### Set of tasks
**1)** Reproduce the food storage post word for word, from "The ward has" to "for mylar bags.".
**2)** According to the food storage post, where can used food-grade plastic buckets be obtained?
**3)** Pick up the food storage post after its final sentence and carry it forward.

### Excerpt to read
------------------------------
OK, your question sounds like you are starting at the most simple of beginnings. You have product but don't know how to store it or what resources are available. I will approach from this basis.
The ward has available to it on a Stake level both a can sealer for # 10 cans (which are available empty and new at the Bishop's storehouse), and a bag sealer for mylar bags.
Obtain used but food grade and intact plastic buckets from a local bakery. Ask in advance for them to NOT cut the lids and buy them a lid lifter that will take lids off intact. Cheap investment.
Now: Mylar bags are great. They make packaging simple and allow you to package items in smaller amounts, so you can easily retrieve them from a larger container. Mylar bags of product inside a 5-6 gallon tin container is nearly perfect form of storage: the rats or mice cannot chew through the tin, the mylar bag is impervious to gas migration and with a quick squirt of CO2, and an oxygen disc, are very stable. You can seal them with a vacuum food saver, so that extends the product life even more. Finally, in a flood, the product will float, and NOT be ruined.
Next: plastic buckets. These are great too, but have a couple of draw backs. The lids are hard to lift, when full a 5 gallon bucket is heavy, and if a woman or child retrieves a heavy bucket from the storage area, and at the top of a stack of buckets, they tend to set it down hard, which over time can cause the bucket to crack on a bottom edge or in the center of the bottom, which may pass un-noticed. The crack can allow product to sift out, bugs like ants to get in, and attracts larger pests like mice, which can chew through plastic bucket sides. Still buckets are useful, and I still use them for much of my bulk product. I also squirt CO2 into these, for all beans and grains, and pastas.
------------------------------
### Dataset records
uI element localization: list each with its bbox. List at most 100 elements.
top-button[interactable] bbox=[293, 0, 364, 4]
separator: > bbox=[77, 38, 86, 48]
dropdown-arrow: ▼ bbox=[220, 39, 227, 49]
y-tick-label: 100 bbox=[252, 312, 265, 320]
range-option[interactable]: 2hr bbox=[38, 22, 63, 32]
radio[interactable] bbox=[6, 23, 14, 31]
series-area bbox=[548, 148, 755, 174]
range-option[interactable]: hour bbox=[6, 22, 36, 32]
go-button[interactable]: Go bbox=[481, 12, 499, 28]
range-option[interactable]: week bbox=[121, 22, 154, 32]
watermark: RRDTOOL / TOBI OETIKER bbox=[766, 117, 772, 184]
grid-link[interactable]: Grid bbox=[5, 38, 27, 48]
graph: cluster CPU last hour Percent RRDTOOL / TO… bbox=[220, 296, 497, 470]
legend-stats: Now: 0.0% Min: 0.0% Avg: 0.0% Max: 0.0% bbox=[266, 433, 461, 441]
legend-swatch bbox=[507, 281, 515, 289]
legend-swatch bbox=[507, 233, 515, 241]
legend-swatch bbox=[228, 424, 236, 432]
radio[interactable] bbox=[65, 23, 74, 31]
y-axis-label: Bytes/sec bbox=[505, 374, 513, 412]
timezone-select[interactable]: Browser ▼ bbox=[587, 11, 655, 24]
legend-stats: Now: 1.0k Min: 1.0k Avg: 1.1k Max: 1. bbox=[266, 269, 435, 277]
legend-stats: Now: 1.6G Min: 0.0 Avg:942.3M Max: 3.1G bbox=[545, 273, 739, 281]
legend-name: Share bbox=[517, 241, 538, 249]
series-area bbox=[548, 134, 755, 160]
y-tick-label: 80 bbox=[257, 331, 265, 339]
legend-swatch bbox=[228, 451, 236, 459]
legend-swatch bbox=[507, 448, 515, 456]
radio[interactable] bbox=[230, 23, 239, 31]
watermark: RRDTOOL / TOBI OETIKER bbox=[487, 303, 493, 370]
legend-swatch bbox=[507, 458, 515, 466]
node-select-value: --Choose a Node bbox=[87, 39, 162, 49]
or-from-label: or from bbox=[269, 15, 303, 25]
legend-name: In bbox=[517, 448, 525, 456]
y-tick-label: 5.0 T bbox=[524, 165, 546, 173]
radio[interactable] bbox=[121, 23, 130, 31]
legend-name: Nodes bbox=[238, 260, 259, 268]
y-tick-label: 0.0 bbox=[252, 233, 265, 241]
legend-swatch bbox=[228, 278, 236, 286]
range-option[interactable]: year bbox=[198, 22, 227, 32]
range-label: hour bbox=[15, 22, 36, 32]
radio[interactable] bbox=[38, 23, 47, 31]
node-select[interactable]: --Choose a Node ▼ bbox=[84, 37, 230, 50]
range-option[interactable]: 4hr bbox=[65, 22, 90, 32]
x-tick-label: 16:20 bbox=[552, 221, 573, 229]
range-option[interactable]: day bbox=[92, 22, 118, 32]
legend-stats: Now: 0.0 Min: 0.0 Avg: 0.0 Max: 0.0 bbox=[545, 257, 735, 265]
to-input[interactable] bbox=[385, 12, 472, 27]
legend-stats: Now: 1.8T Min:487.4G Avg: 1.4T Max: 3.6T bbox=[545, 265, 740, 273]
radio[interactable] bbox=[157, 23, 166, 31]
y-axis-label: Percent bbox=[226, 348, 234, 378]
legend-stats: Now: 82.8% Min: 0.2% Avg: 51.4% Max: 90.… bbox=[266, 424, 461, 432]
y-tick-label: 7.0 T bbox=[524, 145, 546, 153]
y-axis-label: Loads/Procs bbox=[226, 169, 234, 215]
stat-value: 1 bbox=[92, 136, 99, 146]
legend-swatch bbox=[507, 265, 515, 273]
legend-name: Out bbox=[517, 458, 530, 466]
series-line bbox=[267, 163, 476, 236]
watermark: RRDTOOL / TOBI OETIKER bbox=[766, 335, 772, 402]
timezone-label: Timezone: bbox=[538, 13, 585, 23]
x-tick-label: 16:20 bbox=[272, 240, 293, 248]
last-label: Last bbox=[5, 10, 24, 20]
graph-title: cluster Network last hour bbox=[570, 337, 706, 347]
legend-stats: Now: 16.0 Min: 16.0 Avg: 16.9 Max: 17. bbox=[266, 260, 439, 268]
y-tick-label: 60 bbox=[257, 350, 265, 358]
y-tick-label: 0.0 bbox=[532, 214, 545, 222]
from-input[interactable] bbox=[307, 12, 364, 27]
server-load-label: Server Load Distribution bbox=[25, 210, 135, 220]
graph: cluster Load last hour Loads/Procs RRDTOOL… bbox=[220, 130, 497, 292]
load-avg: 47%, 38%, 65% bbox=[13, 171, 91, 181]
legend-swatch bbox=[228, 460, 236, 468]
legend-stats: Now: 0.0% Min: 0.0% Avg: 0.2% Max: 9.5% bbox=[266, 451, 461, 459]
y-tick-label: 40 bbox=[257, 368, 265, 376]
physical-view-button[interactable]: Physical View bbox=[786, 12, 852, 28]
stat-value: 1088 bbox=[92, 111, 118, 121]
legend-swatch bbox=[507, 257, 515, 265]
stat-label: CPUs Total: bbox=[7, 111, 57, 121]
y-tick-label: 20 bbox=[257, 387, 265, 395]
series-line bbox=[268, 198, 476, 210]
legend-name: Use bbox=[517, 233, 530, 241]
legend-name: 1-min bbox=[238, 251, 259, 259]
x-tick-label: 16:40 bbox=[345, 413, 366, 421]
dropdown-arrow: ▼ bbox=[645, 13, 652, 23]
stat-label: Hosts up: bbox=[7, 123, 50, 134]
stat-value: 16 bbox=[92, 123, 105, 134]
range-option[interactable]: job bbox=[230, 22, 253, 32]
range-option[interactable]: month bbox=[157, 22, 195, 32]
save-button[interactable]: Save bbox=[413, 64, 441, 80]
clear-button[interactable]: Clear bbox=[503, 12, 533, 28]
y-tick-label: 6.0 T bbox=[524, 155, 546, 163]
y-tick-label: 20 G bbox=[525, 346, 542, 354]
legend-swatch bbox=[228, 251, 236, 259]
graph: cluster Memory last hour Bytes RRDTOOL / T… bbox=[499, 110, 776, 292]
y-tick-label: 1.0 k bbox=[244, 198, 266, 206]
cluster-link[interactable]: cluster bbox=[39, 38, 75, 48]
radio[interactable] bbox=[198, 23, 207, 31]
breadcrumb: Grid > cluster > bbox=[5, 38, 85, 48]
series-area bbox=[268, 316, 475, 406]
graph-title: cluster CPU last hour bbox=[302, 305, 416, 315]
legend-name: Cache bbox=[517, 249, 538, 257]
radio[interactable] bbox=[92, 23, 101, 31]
------------------------------
### Answers by task
**1)**
The ward has available to it on a Stake level both a can sealer for # 10 cans (which are available empty and new at the Bishop's storehouse), and a bag sealer for mylar bags.

**2)** From a local bakery.

**3)**
#10 cans: All dry product can g o into #10 cans, and using the church's sealing tools, they are an excellent means of storage. Box, and mark each 6 cans, so you know what is inside. You can do this also at the Storehouse, since they have the tools there for everything. A can is 58 cents, the lid is 13 cents, plastic lid is 8 cents, and the box is 57 cents. they are usually sold as a package, so get a box and two plastic lids for every 6 cans and lids.
Oxygen absorbers: these are plastic discs that contain powdered iron filings. This reacts with the oxygen in the air in a can to oxidize and bind oxygen. That's all it does, it does not pull a vacuum, it does not absorb ALL of the air, nor does it sanitize or do anything else. The reason to bind oxygen is solely to keep weevils from hatching. Almost ALL grains and ground grain has weevil eggs in it.
CO2 will do the same thing. It is heavier than air, displaces air, dries moisture, and prevents weevils from hatching.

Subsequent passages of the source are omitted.